Dataset records on visual material:
######

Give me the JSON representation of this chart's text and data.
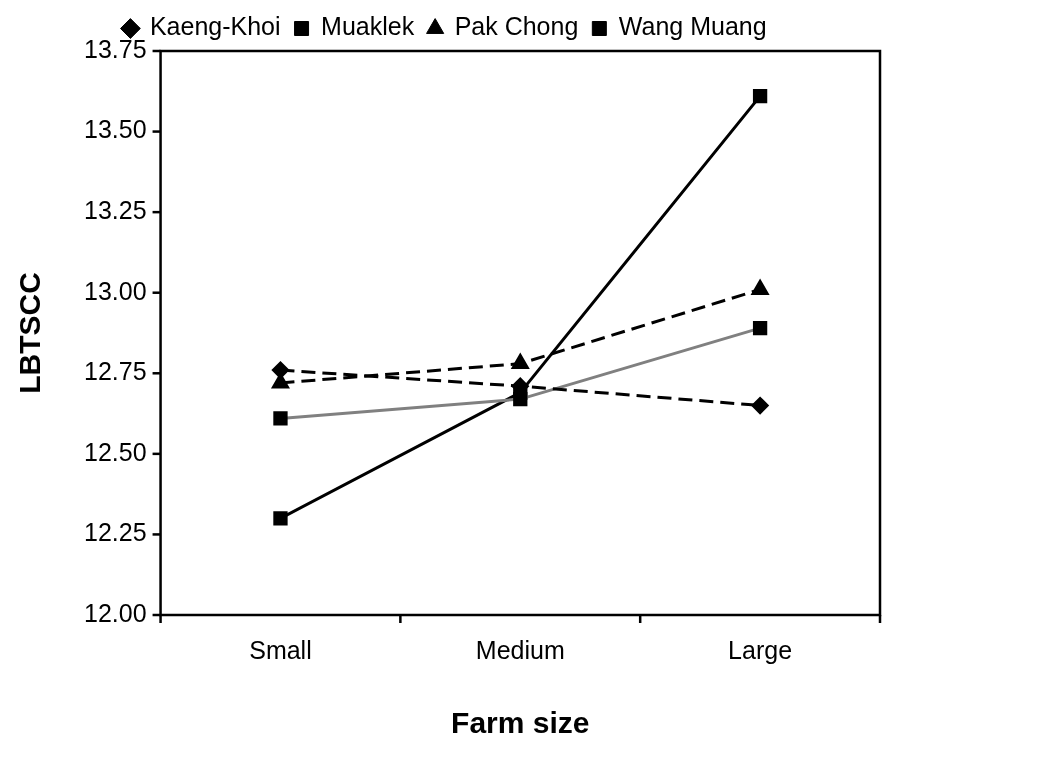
{
  "chart_data": {
    "type": "line",
    "xlabel": "Farm size",
    "ylabel": "LBTSCC",
    "categories": [
      "Small",
      "Medium",
      "Large"
    ],
    "series": [
      {
        "name": "Kaeng-Khoi",
        "color": "#000000",
        "values": [
          12.76,
          12.71,
          12.65
        ],
        "marker": "diamond",
        "line_style": "dashed"
      },
      {
        "name": "Muaklek",
        "color": "#808080",
        "values": [
          12.61,
          12.67,
          12.89
        ],
        "marker": "square",
        "line_style": "solid"
      },
      {
        "name": "Pak Chong",
        "color": "#000000",
        "values": [
          12.72,
          12.78,
          13.01
        ],
        "marker": "triangle",
        "line_style": "dashed"
      },
      {
        "name": "Wang Muang",
        "color": "#000000",
        "values": [
          12.3,
          12.69,
          13.61
        ],
        "marker": "square",
        "line_style": "solid"
      }
    ],
    "ylim": [
      12.0,
      13.75
    ],
    "yticks": [
      {
        "value": 12.0,
        "label": "12.00"
      },
      {
        "value": 12.25,
        "label": "12.25"
      },
      {
        "value": 12.5,
        "label": "12.50"
      },
      {
        "value": 12.75,
        "label": "12.75"
      },
      {
        "value": 13.0,
        "label": "13.00"
      },
      {
        "value": 13.25,
        "label": "13.25"
      },
      {
        "value": 13.5,
        "label": "13.50"
      },
      {
        "value": 13.75,
        "label": "13.75"
      }
    ],
    "grid": false,
    "legend": "top"
  }
}
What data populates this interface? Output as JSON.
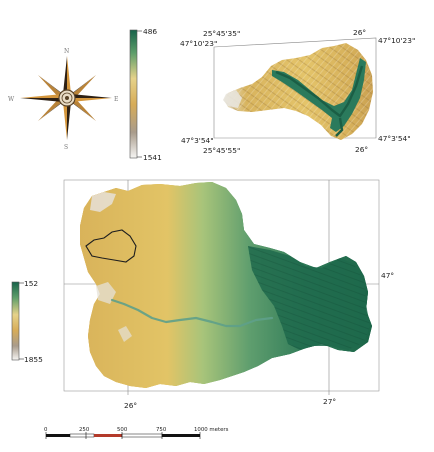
{
  "compass": {
    "north": "N",
    "east": "E",
    "south": "S",
    "west": "W",
    "icon": "compass-rose-icon"
  },
  "inset_map": {
    "legend": {
      "min": "486",
      "max": "1541"
    },
    "coords": {
      "top_left_lon": "25°45'35\"",
      "top_left_lat": "47°10'23\"",
      "top_right_lon": "26°",
      "top_right_lat": "47°10'23\"",
      "bottom_left_lat": "47°3'54\"",
      "bottom_left_lon": "25°45'55\"",
      "bottom_right_lon": "26°",
      "bottom_right_lat": "47°3'54\""
    }
  },
  "main_map": {
    "legend": {
      "min": "152",
      "max": "1855"
    },
    "grid_labels": {
      "lon_left": "26°",
      "lon_right": "27°",
      "lat": "47°"
    }
  },
  "scale_bar": {
    "ticks": [
      "0",
      "250",
      "500",
      "750",
      "1000 meters"
    ]
  },
  "colors": {
    "lowland_green": "#1e6b4c",
    "midland_sage": "#8db27a",
    "upland_yellow": "#e8c860",
    "highland_tan": "#c79a52",
    "peak_grey": "#e4e1dc"
  }
}
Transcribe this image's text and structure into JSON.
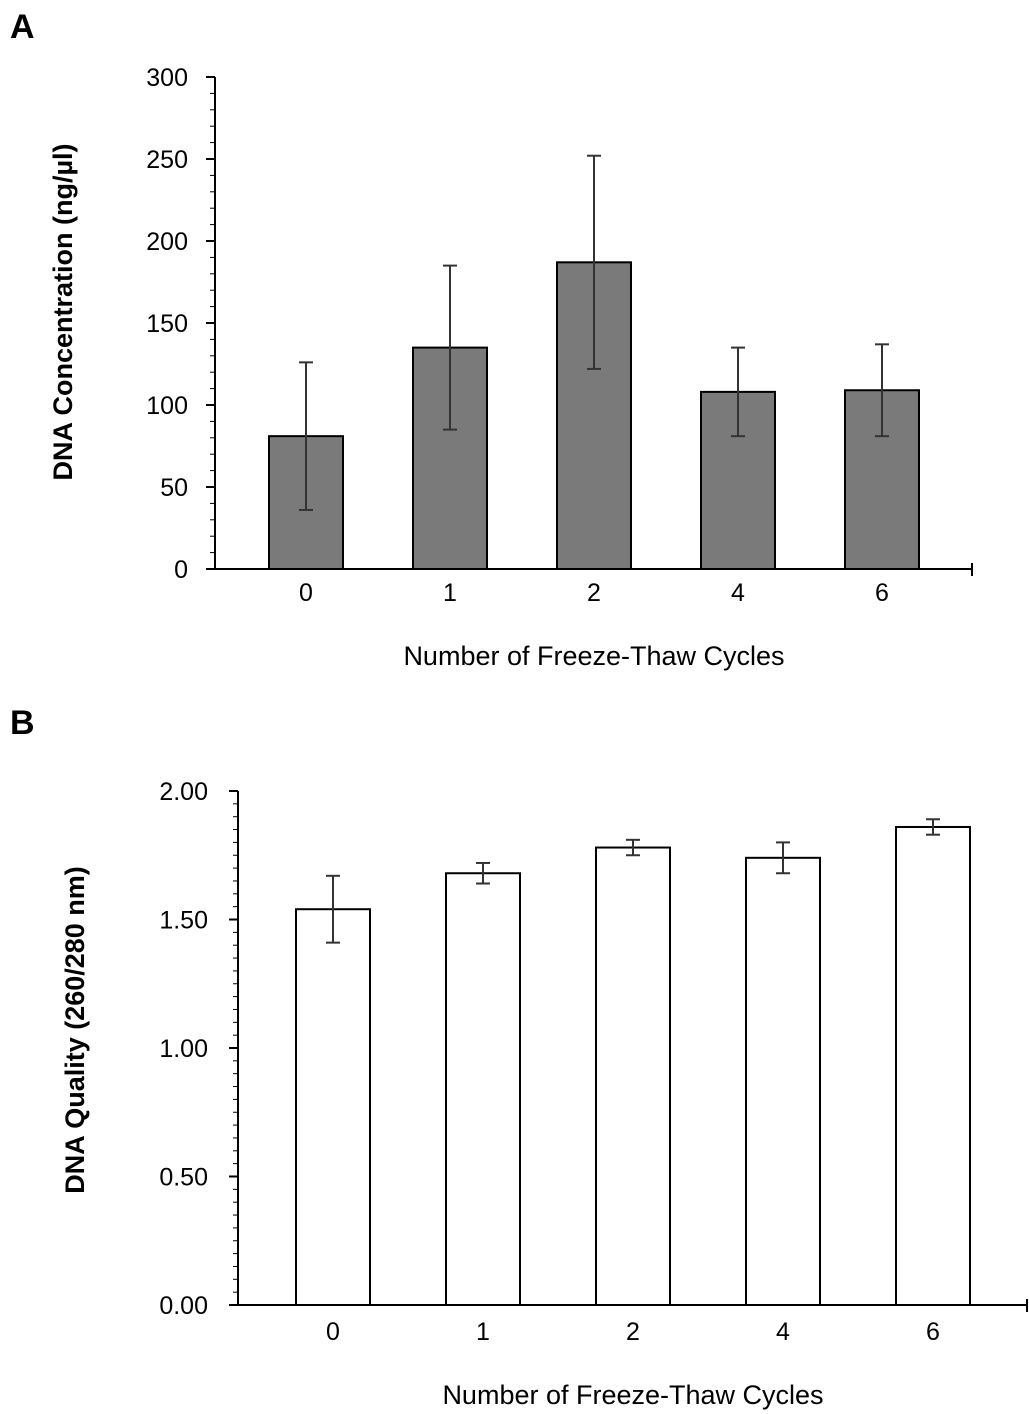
{
  "chart_data": [
    {
      "panel": "A",
      "type": "bar",
      "categories": [
        "0",
        "1",
        "2",
        "4",
        "6"
      ],
      "values": [
        81,
        135,
        187,
        108,
        109
      ],
      "errors": [
        45,
        50,
        65,
        27,
        28
      ],
      "xlabel": "Number of Freeze-Thaw Cycles",
      "ylabel": "DNA Concentration (ng/µl)",
      "ylim": [
        0,
        300
      ],
      "yticks": [
        "0",
        "50",
        "100",
        "150",
        "200",
        "250",
        "300"
      ],
      "bar_color": "#7a7a7a",
      "grid": false
    },
    {
      "panel": "B",
      "type": "bar",
      "categories": [
        "0",
        "1",
        "2",
        "4",
        "6"
      ],
      "values": [
        1.54,
        1.68,
        1.78,
        1.74,
        1.86
      ],
      "errors": [
        0.13,
        0.04,
        0.03,
        0.06,
        0.03
      ],
      "xlabel": "Number of Freeze-Thaw Cycles",
      "ylabel": "DNA Quality (260/280 nm)",
      "ylim": [
        0,
        2
      ],
      "yticks": [
        "0.00",
        "0.50",
        "1.00",
        "1.50",
        "2.00"
      ],
      "bar_color": "#ffffff",
      "grid": false
    }
  ]
}
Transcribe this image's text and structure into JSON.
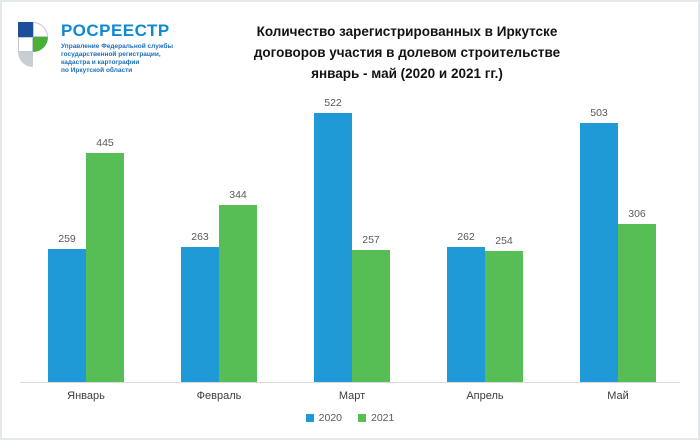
{
  "logo": {
    "brand": "РОСРЕЕСТР",
    "brand_color": "#1089d3",
    "subtitle_lines": [
      "Управление Федеральной службы",
      "государственной регистрации,",
      "кадастра и картографии",
      "по Иркутской области"
    ],
    "subtitle_color": "#1c6fba",
    "emblem_colors": {
      "blue": "#1d4e9c",
      "green": "#4aaf35",
      "gray": "#c9ced4"
    }
  },
  "chart_data": {
    "type": "bar",
    "title_lines": [
      "Количество зарегистрированных в Иркутске",
      "договоров участия в долевом строительстве",
      "январь - май (2020 и 2021 гг.)"
    ],
    "categories": [
      "Январь",
      "Февраль",
      "Март",
      "Апрель",
      "Май"
    ],
    "series": [
      {
        "name": "2020",
        "color": "#1f9ad6",
        "values": [
          259,
          263,
          522,
          262,
          503
        ]
      },
      {
        "name": "2021",
        "color": "#57bd55",
        "values": [
          445,
          344,
          257,
          254,
          306
        ]
      }
    ],
    "ylim": [
      0,
      528
    ],
    "grid": false,
    "legend_position": "bottom",
    "value_labels": true,
    "axis_line_color": "#d9d9d9",
    "value_label_color": "#595959"
  }
}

######

Copy every line of the data word for word, omitting the images.

→ **Task solution**:
Give me the JSON representation of this chart's text and data.
{
  "chart_data": {
    "type": "line",
    "xlabel": "Farm size",
    "ylabel": "LBTSCC",
    "categories": [
      "Small",
      "Medium",
      "Large"
    ],
    "series": [
      {
        "name": "Kaeng-Khoi",
        "color": "#000000",
        "values": [
          12.76,
          12.71,
          12.65
        ],
        "marker": "diamond",
        "line_style": "dashed"
      },
      {
        "name": "Muaklek",
        "color": "#808080",
        "values": [
          12.61,
          12.67,
          12.89
        ],
        "marker": "square",
        "line_style": "solid"
      },
      {
        "name": "Pak Chong",
        "color": "#000000",
        "values": [
          12.72,
          12.78,
          13.01
        ],
        "marker": "triangle",
        "line_style": "dashed"
      },
      {
        "name": "Wang Muang",
        "color": "#000000",
        "values": [
          12.3,
          12.69,
          13.61
        ],
        "marker": "square",
        "line_style": "solid"
      }
    ],
    "ylim": [
      12.0,
      13.75
    ],
    "yticks": [
      {
        "value": 12.0,
        "label": "12.00"
      },
      {
        "value": 12.25,
        "label": "12.25"
      },
      {
        "value": 12.5,
        "label": "12.50"
      },
      {
        "value": 12.75,
        "label": "12.75"
      },
      {
        "value": 13.0,
        "label": "13.00"
      },
      {
        "value": 13.25,
        "label": "13.25"
      },
      {
        "value": 13.5,
        "label": "13.50"
      },
      {
        "value": 13.75,
        "label": "13.75"
      }
    ],
    "grid": false,
    "legend": "top"
  }
}
What data populates this interface? Output as JSON.
{
  "compass": {
    "north": "N",
    "east": "E",
    "south": "S",
    "west": "W",
    "icon": "compass-rose-icon"
  },
  "inset_map": {
    "legend": {
      "min": "486",
      "max": "1541"
    },
    "coords": {
      "top_left_lon": "25°45'35\"",
      "top_left_lat": "47°10'23\"",
      "top_right_lon": "26°",
      "top_right_lat": "47°10'23\"",
      "bottom_left_lat": "47°3'54\"",
      "bottom_left_lon": "25°45'55\"",
      "bottom_right_lon": "26°",
      "bottom_right_lat": "47°3'54\""
    }
  },
  "main_map": {
    "legend": {
      "min": "152",
      "max": "1855"
    },
    "grid_labels": {
      "lon_left": "26°",
      "lon_right": "27°",
      "lat": "47°"
    }
  },
  "scale_bar": {
    "ticks": [
      "0",
      "250",
      "500",
      "750",
      "1000 meters"
    ]
  },
  "colors": {
    "lowland_green": "#1e6b4c",
    "midland_sage": "#8db27a",
    "upland_yellow": "#e8c860",
    "highland_tan": "#c79a52",
    "peak_grey": "#e4e1dc"
  }
}
Transcribe this image's text and structure into JSON.
{
  "chart_data": [
    {
      "panel": "A",
      "type": "bar",
      "categories": [
        "0",
        "1",
        "2",
        "4",
        "6"
      ],
      "values": [
        81,
        135,
        187,
        108,
        109
      ],
      "errors": [
        45,
        50,
        65,
        27,
        28
      ],
      "xlabel": "Number of Freeze-Thaw Cycles",
      "ylabel": "DNA Concentration (ng/µl)",
      "ylim": [
        0,
        300
      ],
      "yticks": [
        "0",
        "50",
        "100",
        "150",
        "200",
        "250",
        "300"
      ],
      "bar_color": "#7a7a7a",
      "grid": false
    },
    {
      "panel": "B",
      "type": "bar",
      "categories": [
        "0",
        "1",
        "2",
        "4",
        "6"
      ],
      "values": [
        1.54,
        1.68,
        1.78,
        1.74,
        1.86
      ],
      "errors": [
        0.13,
        0.04,
        0.03,
        0.06,
        0.03
      ],
      "xlabel": "Number of Freeze-Thaw Cycles",
      "ylabel": "DNA Quality (260/280 nm)",
      "ylim": [
        0,
        2
      ],
      "yticks": [
        "0.00",
        "0.50",
        "1.00",
        "1.50",
        "2.00"
      ],
      "bar_color": "#ffffff",
      "grid": false
    }
  ]
}
Transcribe this image's text and structure into JSON.
{
  "logo": {
    "brand": "РОСРЕЕСТР",
    "brand_color": "#1089d3",
    "subtitle_lines": [
      "Управление Федеральной службы",
      "государственной регистрации,",
      "кадастра и картографии",
      "по Иркутской области"
    ],
    "subtitle_color": "#1c6fba",
    "emblem_colors": {
      "blue": "#1d4e9c",
      "green": "#4aaf35",
      "gray": "#c9ced4"
    }
  },
  "chart_data": {
    "type": "bar",
    "title_lines": [
      "Количество зарегистрированных в Иркутске",
      "договоров участия в долевом строительстве",
      "январь - май (2020 и 2021 гг.)"
    ],
    "categories": [
      "Январь",
      "Февраль",
      "Март",
      "Апрель",
      "Май"
    ],
    "series": [
      {
        "name": "2020",
        "color": "#1f9ad6",
        "values": [
          259,
          263,
          522,
          262,
          503
        ]
      },
      {
        "name": "2021",
        "color": "#57bd55",
        "values": [
          445,
          344,
          257,
          254,
          306
        ]
      }
    ],
    "ylim": [
      0,
      528
    ],
    "grid": false,
    "legend_position": "bottom",
    "value_labels": true,
    "axis_line_color": "#d9d9d9",
    "value_label_color": "#595959"
  }
}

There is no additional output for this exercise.